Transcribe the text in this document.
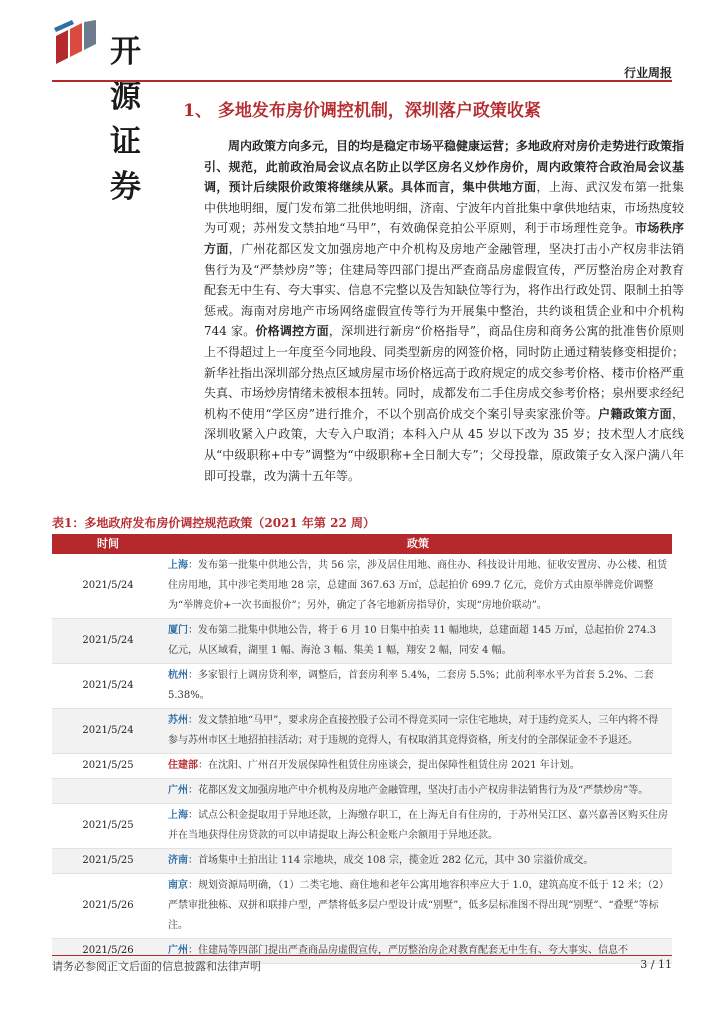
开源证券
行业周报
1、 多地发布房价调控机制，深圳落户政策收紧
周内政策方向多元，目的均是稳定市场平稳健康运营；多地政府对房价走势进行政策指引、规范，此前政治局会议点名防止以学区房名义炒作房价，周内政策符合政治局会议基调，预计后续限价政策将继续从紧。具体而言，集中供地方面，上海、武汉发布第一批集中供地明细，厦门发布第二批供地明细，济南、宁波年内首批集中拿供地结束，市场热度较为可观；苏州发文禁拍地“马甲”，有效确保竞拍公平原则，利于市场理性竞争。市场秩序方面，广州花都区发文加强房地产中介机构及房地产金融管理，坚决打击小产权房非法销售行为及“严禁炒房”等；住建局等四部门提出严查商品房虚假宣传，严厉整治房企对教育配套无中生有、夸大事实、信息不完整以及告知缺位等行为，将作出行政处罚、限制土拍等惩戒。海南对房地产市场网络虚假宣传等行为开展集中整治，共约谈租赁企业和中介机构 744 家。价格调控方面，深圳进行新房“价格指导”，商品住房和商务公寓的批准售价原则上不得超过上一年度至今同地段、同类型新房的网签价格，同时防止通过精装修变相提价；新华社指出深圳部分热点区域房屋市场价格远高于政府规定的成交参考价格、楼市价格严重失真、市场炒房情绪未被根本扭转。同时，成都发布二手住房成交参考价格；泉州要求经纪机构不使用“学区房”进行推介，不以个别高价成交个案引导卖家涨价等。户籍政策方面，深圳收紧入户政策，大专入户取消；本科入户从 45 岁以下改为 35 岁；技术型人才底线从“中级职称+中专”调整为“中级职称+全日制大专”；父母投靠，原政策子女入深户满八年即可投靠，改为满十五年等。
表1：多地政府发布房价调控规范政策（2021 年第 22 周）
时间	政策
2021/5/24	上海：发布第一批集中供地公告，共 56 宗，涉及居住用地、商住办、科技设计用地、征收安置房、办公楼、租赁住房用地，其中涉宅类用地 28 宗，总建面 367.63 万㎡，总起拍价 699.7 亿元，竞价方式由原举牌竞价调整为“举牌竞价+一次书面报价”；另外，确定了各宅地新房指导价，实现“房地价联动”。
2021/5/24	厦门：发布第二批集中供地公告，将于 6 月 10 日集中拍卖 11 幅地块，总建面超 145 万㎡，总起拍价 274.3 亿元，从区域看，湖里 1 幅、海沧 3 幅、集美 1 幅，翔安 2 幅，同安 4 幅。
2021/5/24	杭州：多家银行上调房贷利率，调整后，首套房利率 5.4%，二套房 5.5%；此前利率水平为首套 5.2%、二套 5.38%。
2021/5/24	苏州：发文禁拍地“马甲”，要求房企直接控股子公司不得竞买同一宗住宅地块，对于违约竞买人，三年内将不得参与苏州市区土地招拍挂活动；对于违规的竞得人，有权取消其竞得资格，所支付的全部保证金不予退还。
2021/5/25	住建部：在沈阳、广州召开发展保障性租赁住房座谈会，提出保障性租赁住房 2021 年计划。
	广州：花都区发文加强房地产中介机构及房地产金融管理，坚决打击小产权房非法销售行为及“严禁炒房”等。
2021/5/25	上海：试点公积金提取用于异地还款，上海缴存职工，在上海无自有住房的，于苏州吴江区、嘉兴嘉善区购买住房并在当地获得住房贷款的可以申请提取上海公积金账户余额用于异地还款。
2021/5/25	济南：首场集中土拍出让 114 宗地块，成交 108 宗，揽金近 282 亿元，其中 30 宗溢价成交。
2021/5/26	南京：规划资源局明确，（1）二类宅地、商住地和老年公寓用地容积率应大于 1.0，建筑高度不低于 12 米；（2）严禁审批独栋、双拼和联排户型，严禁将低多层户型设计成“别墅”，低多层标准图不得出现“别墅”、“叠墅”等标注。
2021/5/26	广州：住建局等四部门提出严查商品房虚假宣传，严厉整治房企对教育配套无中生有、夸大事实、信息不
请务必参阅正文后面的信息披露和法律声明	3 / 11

━━━━━━

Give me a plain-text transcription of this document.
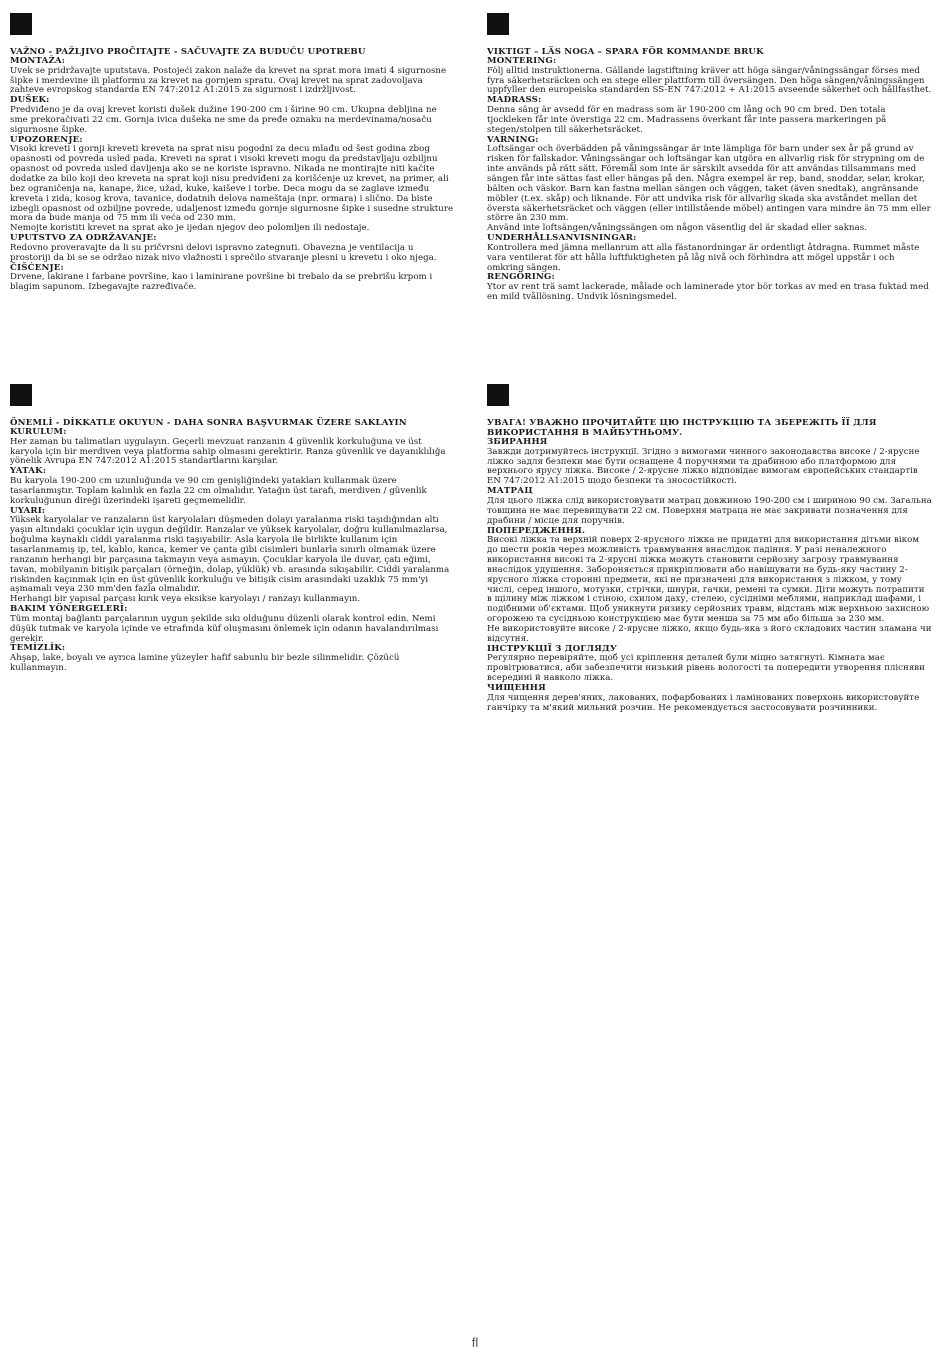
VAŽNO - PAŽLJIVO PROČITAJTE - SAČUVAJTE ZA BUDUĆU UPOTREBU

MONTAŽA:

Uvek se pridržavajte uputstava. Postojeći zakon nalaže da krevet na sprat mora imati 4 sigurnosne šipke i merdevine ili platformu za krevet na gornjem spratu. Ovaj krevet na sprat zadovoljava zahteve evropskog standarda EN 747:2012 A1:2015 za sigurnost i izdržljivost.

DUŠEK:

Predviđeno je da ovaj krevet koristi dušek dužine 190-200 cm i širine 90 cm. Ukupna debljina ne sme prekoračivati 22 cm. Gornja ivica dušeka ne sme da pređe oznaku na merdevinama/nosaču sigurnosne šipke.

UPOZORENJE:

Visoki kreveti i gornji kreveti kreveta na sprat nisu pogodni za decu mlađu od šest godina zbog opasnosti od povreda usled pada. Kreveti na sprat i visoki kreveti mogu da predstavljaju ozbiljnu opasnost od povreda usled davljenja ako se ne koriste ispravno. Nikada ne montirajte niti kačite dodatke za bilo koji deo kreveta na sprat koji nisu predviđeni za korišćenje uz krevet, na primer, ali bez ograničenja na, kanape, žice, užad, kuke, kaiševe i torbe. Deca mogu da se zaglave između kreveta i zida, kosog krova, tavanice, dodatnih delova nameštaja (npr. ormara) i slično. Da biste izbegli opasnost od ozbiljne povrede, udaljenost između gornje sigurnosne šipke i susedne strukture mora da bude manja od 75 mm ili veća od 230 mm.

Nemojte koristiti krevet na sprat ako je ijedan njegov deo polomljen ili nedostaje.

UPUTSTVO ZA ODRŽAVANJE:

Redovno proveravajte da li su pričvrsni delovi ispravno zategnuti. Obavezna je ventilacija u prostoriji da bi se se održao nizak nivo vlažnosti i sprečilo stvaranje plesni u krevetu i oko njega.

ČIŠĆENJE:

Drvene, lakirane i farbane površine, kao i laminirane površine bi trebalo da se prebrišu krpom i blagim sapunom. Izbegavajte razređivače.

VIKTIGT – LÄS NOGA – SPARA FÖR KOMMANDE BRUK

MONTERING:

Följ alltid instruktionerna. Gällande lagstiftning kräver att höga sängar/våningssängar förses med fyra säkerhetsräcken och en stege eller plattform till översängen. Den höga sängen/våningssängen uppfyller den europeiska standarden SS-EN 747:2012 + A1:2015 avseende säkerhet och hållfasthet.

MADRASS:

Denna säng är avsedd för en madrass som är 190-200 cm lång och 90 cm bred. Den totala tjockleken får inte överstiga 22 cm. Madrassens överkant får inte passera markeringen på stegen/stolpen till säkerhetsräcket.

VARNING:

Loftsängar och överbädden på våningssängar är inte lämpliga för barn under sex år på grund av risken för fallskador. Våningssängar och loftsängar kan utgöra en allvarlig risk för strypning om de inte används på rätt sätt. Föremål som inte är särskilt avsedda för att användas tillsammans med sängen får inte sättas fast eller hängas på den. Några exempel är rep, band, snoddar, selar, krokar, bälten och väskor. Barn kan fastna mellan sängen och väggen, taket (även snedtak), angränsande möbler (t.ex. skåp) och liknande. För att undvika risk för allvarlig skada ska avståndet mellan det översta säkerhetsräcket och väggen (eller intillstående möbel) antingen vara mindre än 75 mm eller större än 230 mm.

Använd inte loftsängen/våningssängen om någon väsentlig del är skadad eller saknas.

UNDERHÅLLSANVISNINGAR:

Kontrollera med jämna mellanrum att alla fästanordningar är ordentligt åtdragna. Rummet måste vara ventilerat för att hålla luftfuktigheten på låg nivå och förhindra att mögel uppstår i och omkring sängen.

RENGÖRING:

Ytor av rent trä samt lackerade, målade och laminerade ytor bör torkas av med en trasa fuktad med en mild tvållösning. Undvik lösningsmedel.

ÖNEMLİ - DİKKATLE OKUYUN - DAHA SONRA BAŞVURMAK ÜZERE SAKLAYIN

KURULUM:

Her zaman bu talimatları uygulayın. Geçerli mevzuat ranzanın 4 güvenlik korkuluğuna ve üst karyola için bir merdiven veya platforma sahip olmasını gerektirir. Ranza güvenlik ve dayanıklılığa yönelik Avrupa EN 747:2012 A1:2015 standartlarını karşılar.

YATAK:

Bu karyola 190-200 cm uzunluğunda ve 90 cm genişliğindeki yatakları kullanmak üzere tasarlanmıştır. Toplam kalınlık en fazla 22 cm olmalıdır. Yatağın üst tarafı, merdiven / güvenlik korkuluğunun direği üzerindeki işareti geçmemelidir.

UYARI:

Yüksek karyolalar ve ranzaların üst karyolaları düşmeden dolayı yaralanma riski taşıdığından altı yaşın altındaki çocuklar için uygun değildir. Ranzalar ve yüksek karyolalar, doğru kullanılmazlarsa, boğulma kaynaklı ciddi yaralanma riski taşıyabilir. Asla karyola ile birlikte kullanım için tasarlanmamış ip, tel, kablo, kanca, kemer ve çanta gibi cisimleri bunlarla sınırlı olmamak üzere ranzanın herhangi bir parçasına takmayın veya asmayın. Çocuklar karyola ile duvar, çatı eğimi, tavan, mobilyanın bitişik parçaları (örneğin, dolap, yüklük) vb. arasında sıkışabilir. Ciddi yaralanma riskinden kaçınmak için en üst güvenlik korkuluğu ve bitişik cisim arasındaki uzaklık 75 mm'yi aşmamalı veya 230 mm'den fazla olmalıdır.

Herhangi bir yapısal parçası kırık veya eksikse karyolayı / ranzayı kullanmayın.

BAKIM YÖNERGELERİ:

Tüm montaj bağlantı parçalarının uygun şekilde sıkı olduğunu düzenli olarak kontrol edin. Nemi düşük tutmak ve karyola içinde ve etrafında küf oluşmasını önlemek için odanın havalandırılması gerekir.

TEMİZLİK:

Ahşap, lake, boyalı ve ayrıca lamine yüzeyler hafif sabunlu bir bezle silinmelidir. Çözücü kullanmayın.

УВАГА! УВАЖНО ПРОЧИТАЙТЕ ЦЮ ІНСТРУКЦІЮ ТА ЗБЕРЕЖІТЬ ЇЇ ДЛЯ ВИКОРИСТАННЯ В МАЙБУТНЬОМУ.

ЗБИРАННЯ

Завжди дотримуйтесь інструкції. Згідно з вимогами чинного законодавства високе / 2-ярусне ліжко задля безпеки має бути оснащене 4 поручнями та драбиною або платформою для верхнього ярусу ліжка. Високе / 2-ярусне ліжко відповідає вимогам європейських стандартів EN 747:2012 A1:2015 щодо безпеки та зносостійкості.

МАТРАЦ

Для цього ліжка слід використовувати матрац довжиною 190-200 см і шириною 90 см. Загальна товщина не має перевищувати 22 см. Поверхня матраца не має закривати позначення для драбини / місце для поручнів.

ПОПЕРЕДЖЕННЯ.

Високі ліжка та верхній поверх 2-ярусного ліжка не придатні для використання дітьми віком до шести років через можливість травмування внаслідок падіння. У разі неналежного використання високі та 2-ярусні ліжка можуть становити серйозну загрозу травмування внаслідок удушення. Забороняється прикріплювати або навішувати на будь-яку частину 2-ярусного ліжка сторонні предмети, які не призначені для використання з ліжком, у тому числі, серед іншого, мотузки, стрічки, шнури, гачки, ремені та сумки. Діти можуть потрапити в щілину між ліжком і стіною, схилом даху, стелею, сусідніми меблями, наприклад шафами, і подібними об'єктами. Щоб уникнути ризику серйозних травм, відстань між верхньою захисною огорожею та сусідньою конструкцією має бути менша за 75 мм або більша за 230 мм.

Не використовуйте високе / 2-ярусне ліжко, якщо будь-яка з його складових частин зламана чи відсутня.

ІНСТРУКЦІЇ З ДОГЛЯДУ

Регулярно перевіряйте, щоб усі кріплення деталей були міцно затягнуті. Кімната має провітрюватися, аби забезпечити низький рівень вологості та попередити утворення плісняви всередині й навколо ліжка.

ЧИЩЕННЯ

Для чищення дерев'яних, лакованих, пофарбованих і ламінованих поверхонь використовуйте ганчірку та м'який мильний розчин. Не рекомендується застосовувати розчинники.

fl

━━━━━━

#### YOUR TASK
Copy each line of the records above that carries the word "veya".

#### FINISHED EXERCISE
Her zaman bu talimatları uygulayın. Geçerli mevzuat ranzanın 4 güvenlik korkuluğuna ve üst karyola için bir merdiven veya platforma sahip olmasını gerektirir. Ranza güvenlik ve dayanıklılığa yönelik Avrupa EN 747:2012 A1:2015 standartlarını karşılar.
Yüksek karyolalar ve ranzaların üst karyolaları düşmeden dolayı yaralanma riski taşıdığından altı yaşın altındaki çocuklar için uygun değildir. Ranzalar ve yüksek karyolalar, doğru kullanılmazlarsa, boğulma kaynaklı ciddi yaralanma riski taşıyabilir. Asla karyola ile birlikte kullanım için tasarlanmamış ip, tel, kablo, kanca, kemer ve çanta gibi cisimleri bunlarla sınırlı olmamak üzere ranzanın herhangi bir parçasına takmayın veya asmayın. Çocuklar karyola ile duvar, çatı eğimi, tavan, mobilyanın bitişik parçaları (örneğin, dolap, yüklük) vb. arasında sıkışabilir. Ciddi yaralanma riskinden kaçınmak için en üst güvenlik korkuluğu ve bitişik cisim arasındaki uzaklık 75 mm'yi aşmamalı veya 230 mm'den fazla olmalıdır.
Herhangi bir yapısal parçası kırık veya eksikse karyolayı / ranzayı kullanmayın.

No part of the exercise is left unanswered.